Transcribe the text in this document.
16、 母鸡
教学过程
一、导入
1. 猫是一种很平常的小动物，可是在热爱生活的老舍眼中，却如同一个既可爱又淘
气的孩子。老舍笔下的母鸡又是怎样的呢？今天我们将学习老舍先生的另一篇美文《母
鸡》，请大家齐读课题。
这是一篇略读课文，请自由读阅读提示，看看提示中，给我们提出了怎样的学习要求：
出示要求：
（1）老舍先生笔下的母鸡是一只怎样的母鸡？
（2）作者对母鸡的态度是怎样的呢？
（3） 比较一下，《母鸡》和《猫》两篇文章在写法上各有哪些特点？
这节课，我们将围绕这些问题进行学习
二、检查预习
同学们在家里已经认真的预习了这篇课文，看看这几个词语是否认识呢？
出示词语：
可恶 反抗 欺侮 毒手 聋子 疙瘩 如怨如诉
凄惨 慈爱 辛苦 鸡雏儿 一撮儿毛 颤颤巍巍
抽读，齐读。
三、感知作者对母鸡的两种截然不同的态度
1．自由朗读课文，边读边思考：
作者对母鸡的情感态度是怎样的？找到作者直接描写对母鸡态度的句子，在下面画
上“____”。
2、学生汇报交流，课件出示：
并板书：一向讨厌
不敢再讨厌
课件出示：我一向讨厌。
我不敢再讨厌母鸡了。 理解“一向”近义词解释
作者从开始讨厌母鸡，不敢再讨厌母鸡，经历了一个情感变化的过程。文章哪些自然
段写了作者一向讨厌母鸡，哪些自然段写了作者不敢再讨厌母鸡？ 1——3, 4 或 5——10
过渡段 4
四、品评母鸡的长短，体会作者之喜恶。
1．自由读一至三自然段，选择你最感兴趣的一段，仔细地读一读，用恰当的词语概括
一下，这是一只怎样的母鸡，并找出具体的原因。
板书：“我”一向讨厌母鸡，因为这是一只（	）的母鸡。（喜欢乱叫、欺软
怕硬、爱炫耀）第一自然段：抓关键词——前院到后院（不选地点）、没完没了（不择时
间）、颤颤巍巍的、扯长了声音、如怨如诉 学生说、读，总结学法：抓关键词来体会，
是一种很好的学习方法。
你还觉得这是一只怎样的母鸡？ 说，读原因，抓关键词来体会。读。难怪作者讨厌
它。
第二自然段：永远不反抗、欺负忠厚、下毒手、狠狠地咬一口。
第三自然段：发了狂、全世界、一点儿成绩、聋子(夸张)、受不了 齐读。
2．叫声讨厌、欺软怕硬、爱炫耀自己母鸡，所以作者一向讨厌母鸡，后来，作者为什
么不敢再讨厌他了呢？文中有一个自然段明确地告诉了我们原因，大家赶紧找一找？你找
--
:: WHAT IS BEING ASKED ::
Note each line of the entries that has "抓关键词来体会" in it, and copy those lines.

:: WRITTEN REPLY ::
间）、颤颤巍巍的、扯长了声音、如怨如诉 学生说、读，总结学法：抓关键词来体会，
你还觉得这是一只怎样的母鸡？ 说，读原因，抓关键词来体会。读。难怪作者讨厌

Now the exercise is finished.